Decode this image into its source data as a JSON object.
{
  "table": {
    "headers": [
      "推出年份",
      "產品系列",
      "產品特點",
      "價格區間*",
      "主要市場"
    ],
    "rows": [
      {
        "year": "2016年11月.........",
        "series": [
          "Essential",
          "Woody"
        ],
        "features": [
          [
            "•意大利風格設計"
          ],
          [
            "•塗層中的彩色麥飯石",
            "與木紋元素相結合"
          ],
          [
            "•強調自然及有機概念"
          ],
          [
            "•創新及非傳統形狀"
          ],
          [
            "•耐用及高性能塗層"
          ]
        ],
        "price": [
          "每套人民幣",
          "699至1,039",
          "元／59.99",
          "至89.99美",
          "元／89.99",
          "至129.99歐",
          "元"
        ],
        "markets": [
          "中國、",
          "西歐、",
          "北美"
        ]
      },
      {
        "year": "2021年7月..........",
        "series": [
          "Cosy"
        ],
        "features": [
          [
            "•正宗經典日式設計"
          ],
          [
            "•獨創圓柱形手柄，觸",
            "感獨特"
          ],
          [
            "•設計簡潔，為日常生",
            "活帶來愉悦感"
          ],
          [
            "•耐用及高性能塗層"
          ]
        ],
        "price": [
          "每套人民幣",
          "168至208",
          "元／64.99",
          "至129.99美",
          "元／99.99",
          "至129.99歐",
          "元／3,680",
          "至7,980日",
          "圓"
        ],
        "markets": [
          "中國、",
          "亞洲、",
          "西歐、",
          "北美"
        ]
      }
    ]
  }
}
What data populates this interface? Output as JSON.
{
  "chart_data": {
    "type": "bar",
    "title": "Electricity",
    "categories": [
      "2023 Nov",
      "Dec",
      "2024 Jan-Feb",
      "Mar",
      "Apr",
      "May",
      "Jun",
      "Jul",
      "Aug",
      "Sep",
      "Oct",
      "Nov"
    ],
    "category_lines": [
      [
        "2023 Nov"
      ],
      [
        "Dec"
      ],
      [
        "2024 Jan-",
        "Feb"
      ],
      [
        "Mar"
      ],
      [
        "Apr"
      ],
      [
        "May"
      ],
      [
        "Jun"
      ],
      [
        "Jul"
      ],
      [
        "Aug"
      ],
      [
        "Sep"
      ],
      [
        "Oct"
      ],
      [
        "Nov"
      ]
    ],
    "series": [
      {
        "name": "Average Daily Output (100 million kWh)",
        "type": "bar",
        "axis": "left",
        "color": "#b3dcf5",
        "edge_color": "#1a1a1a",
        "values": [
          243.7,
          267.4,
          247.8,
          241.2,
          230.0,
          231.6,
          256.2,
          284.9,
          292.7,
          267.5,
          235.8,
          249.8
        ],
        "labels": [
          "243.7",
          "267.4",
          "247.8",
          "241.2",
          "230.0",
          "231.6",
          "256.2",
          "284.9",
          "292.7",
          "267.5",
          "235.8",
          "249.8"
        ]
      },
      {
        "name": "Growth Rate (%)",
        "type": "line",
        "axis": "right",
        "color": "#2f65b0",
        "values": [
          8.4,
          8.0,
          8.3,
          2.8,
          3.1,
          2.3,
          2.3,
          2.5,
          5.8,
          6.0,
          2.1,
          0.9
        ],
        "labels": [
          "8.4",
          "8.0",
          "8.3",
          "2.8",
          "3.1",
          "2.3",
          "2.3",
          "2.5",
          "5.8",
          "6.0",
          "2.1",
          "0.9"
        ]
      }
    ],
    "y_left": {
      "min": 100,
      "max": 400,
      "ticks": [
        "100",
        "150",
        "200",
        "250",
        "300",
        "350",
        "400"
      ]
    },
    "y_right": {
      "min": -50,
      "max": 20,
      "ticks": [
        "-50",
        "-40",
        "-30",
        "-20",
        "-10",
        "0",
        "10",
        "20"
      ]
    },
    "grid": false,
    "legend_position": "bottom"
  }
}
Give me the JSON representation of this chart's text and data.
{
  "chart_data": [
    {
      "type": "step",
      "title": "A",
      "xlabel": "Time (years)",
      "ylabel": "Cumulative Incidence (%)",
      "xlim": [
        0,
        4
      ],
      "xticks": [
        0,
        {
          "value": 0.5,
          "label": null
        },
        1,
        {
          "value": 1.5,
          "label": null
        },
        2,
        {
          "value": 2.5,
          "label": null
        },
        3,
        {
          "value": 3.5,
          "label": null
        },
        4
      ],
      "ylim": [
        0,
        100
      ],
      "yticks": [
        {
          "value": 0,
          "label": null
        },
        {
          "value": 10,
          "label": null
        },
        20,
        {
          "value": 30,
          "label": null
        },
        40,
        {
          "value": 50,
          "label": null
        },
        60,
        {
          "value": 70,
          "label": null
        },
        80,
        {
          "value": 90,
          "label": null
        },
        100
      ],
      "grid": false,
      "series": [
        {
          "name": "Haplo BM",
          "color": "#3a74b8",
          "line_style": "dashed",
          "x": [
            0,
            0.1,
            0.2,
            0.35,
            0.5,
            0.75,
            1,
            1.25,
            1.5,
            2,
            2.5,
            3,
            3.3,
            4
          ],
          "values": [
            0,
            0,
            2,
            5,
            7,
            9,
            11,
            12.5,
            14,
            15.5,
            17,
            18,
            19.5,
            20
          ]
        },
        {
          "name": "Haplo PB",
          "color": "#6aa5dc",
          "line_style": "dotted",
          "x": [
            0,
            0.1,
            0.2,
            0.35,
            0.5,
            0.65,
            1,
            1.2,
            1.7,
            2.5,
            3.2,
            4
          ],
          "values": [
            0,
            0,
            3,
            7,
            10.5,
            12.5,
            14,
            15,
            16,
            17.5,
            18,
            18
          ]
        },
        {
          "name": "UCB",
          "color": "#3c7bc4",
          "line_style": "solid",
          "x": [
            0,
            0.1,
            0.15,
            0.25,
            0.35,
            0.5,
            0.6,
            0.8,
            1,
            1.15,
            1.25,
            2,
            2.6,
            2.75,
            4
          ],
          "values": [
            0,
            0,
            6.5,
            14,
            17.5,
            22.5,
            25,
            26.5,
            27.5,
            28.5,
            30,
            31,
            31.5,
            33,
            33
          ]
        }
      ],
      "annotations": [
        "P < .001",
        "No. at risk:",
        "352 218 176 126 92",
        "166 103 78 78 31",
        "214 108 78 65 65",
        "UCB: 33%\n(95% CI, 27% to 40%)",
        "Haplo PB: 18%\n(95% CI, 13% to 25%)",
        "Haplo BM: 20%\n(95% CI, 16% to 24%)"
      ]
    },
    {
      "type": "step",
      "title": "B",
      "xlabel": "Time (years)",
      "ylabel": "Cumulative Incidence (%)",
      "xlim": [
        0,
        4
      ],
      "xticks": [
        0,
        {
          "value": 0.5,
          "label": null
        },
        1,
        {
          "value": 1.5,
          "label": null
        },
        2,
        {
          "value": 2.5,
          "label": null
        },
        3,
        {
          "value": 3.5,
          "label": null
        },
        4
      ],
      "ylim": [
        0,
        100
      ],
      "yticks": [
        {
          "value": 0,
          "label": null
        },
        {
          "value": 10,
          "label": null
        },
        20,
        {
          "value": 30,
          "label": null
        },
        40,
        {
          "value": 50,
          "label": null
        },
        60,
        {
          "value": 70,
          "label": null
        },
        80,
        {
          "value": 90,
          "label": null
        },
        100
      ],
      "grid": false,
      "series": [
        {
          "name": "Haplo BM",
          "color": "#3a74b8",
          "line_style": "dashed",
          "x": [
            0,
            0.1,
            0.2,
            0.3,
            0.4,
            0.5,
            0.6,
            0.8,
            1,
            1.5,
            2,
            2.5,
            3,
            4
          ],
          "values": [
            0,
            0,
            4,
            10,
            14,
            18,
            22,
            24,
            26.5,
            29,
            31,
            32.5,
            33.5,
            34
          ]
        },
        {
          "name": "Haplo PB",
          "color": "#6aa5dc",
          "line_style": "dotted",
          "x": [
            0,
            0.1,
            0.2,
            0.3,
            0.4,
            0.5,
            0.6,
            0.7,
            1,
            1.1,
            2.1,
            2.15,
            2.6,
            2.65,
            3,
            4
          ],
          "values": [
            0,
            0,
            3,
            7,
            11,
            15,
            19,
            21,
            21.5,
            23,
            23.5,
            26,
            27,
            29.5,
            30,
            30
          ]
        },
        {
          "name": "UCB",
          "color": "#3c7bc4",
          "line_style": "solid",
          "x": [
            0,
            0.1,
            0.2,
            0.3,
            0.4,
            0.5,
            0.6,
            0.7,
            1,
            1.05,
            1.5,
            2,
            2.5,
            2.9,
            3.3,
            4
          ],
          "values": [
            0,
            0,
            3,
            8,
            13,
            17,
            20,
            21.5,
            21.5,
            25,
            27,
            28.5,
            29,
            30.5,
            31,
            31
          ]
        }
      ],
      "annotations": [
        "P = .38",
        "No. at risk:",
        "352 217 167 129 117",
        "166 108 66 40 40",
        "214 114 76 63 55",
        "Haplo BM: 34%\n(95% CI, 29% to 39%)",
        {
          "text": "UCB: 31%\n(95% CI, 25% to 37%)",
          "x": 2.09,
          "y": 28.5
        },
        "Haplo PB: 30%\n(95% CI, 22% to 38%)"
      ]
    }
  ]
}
------------
§ Task details: In the entries above, count every line containing the word "type". Write only the total.

§ Solved problem: 5